━━━ Data entries
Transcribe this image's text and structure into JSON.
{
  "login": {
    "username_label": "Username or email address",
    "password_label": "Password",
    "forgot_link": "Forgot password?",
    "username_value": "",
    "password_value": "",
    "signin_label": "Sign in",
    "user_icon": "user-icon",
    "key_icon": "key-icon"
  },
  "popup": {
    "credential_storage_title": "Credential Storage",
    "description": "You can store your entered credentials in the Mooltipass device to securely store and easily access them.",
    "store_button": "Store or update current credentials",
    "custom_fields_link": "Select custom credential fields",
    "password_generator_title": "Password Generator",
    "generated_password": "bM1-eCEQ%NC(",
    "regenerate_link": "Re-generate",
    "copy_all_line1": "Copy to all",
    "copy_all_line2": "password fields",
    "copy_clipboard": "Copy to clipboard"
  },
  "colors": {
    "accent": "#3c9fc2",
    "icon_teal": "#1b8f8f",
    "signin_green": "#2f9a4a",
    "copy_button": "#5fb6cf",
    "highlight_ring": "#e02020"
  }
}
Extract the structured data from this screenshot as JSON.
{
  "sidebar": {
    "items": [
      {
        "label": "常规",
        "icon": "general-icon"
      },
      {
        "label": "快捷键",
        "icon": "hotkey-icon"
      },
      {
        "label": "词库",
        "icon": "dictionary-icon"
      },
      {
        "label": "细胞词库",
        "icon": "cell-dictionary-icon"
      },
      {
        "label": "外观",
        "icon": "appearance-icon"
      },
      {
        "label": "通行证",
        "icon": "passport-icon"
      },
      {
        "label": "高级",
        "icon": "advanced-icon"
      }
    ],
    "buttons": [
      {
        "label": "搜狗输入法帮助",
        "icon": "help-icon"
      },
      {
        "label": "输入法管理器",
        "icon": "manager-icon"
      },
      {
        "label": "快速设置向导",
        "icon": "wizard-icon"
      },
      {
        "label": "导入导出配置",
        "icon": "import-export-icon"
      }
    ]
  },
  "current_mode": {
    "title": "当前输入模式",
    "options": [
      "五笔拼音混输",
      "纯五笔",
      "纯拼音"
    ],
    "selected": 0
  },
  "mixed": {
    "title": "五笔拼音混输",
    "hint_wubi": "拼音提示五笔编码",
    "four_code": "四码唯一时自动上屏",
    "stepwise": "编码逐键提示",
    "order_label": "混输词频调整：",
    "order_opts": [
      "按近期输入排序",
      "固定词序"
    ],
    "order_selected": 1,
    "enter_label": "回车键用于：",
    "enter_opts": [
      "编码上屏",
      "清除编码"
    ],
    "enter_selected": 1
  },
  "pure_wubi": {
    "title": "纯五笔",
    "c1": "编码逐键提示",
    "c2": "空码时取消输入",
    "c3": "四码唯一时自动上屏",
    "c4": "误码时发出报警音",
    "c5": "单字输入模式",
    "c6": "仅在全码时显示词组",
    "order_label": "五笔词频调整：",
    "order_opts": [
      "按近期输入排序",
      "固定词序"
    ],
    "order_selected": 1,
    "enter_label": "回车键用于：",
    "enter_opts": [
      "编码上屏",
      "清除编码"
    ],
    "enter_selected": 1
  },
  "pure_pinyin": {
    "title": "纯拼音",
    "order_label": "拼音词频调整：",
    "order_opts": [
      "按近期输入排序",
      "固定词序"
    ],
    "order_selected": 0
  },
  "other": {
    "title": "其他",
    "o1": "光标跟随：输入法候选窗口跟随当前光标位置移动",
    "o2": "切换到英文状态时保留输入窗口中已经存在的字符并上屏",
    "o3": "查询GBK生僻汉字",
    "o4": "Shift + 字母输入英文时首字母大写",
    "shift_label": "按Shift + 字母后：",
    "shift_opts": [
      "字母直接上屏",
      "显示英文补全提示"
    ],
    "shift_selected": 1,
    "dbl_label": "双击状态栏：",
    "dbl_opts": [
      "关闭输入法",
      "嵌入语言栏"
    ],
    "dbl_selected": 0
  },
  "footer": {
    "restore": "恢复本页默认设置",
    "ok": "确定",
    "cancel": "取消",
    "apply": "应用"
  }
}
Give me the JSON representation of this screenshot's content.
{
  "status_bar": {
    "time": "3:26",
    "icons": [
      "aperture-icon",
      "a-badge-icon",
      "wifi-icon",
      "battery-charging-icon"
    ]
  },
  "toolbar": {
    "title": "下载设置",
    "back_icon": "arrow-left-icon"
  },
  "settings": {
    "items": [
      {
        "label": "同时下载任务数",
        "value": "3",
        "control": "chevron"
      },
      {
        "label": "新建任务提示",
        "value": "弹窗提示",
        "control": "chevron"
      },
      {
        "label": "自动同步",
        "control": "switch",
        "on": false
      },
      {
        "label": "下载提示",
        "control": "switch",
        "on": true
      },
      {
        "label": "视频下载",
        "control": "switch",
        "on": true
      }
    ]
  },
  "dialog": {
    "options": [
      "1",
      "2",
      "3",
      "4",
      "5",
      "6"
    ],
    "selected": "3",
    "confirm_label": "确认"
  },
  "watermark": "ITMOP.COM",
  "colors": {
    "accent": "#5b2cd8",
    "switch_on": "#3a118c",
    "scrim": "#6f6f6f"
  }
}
━━━━━━
◆ Given task
Recopy all the lines exactly as they appear.

◆ Output
Transcribe this image's text and structure into JSON.
{
  "login": {
    "username_label": "Username or email address",
    "password_label": "Password",
    "forgot_link": "Forgot password?",
    "username_value": "",
    "password_value": "",
    "signin_label": "Sign in",
    "user_icon": "user-icon",
    "key_icon": "key-icon"
  },
  "popup": {
    "credential_storage_title": "Credential Storage",
    "description": "You can store your entered credentials in the Mooltipass device to securely store and easily access them.",
    "store_button": "Store or update current credentials",
    "custom_fields_link": "Select custom credential fields",
    "password_generator_title": "Password Generator",
    "generated_password": "bM1-eCEQ%NC(",
    "regenerate_link": "Re-generate",
    "copy_all_line1": "Copy to all",
    "copy_all_line2": "password fields",
    "copy_clipboard": "Copy to clipboard"
  },
  "colors": {
    "accent": "#3c9fc2",
    "icon_teal": "#1b8f8f",
    "signin_green": "#2f9a4a",
    "copy_button": "#5fb6cf",
    "highlight_ring": "#e02020"
  }
}
Extract the structured data from this screenshot as JSON.
{
  "sidebar": {
    "items": [
      {
        "label": "常规",
        "icon": "general-icon"
      },
      {
        "label": "快捷键",
        "icon": "hotkey-icon"
      },
      {
        "label": "词库",
        "icon": "dictionary-icon"
      },
      {
        "label": "细胞词库",
        "icon": "cell-dictionary-icon"
      },
      {
        "label": "外观",
        "icon": "appearance-icon"
      },
      {
        "label": "通行证",
        "icon": "passport-icon"
      },
      {
        "label": "高级",
        "icon": "advanced-icon"
      }
    ],
    "buttons": [
      {
        "label": "搜狗输入法帮助",
        "icon": "help-icon"
      },
      {
        "label": "输入法管理器",
        "icon": "manager-icon"
      },
      {
        "label": "快速设置向导",
        "icon": "wizard-icon"
      },
      {
        "label": "导入导出配置",
        "icon": "import-export-icon"
      }
    ]
  },
  "current_mode": {
    "title": "当前输入模式",
    "options": [
      "五笔拼音混输",
      "纯五笔",
      "纯拼音"
    ],
    "selected": 0
  },
  "mixed": {
    "title": "五笔拼音混输",
    "hint_wubi": "拼音提示五笔编码",
    "four_code": "四码唯一时自动上屏",
    "stepwise": "编码逐键提示",
    "order_label": "混输词频调整：",
    "order_opts": [
      "按近期输入排序",
      "固定词序"
    ],
    "order_selected": 1,
    "enter_label": "回车键用于：",
    "enter_opts": [
      "编码上屏",
      "清除编码"
    ],
    "enter_selected": 1
  },
  "pure_wubi": {
    "title": "纯五笔",
    "c1": "编码逐键提示",
    "c2": "空码时取消输入",
    "c3": "四码唯一时自动上屏",
    "c4": "误码时发出报警音",
    "c5": "单字输入模式",
    "c6": "仅在全码时显示词组",
    "order_label": "五笔词频调整：",
    "order_opts": [
      "按近期输入排序",
      "固定词序"
    ],
    "order_selected": 1,
    "enter_label": "回车键用于：",
    "enter_opts": [
      "编码上屏",
      "清除编码"
    ],
    "enter_selected": 1
  },
  "pure_pinyin": {
    "title": "纯拼音",
    "order_label": "拼音词频调整：",
    "order_opts": [
      "按近期输入排序",
      "固定词序"
    ],
    "order_selected": 0
  },
  "other": {
    "title": "其他",
    "o1": "光标跟随：输入法候选窗口跟随当前光标位置移动",
    "o2": "切换到英文状态时保留输入窗口中已经存在的字符并上屏",
    "o3": "查询GBK生僻汉字",
    "o4": "Shift + 字母输入英文时首字母大写",
    "shift_label": "按Shift + 字母后：",
    "shift_opts": [
      "字母直接上屏",
      "显示英文补全提示"
    ],
    "shift_selected": 1,
    "dbl_label": "双击状态栏：",
    "dbl_opts": [
      "关闭输入法",
      "嵌入语言栏"
    ],
    "dbl_selected": 0
  },
  "footer": {
    "restore": "恢复本页默认设置",
    "ok": "确定",
    "cancel": "取消",
    "apply": "应用"
  }
}
Give me the JSON representation of this screenshot's content.
{
  "status_bar": {
    "time": "3:26",
    "icons": [
      "aperture-icon",
      "a-badge-icon",
      "wifi-icon",
      "battery-charging-icon"
    ]
  },
  "toolbar": {
    "title": "下载设置",
    "back_icon": "arrow-left-icon"
  },
  "settings": {
    "items": [
      {
        "label": "同时下载任务数",
        "value": "3",
        "control": "chevron"
      },
      {
        "label": "新建任务提示",
        "value": "弹窗提示",
        "control": "chevron"
      },
      {
        "label": "自动同步",
        "control": "switch",
        "on": false
      },
      {
        "label": "下载提示",
        "control": "switch",
        "on": true
      },
      {
        "label": "视频下载",
        "control": "switch",
        "on": true
      }
    ]
  },
  "dialog": {
    "options": [
      "1",
      "2",
      "3",
      "4",
      "5",
      "6"
    ],
    "selected": "3",
    "confirm_label": "确认"
  },
  "watermark": "ITMOP.COM",
  "colors": {
    "accent": "#5b2cd8",
    "switch_on": "#3a118c",
    "scrim": "#6f6f6f"
  }
}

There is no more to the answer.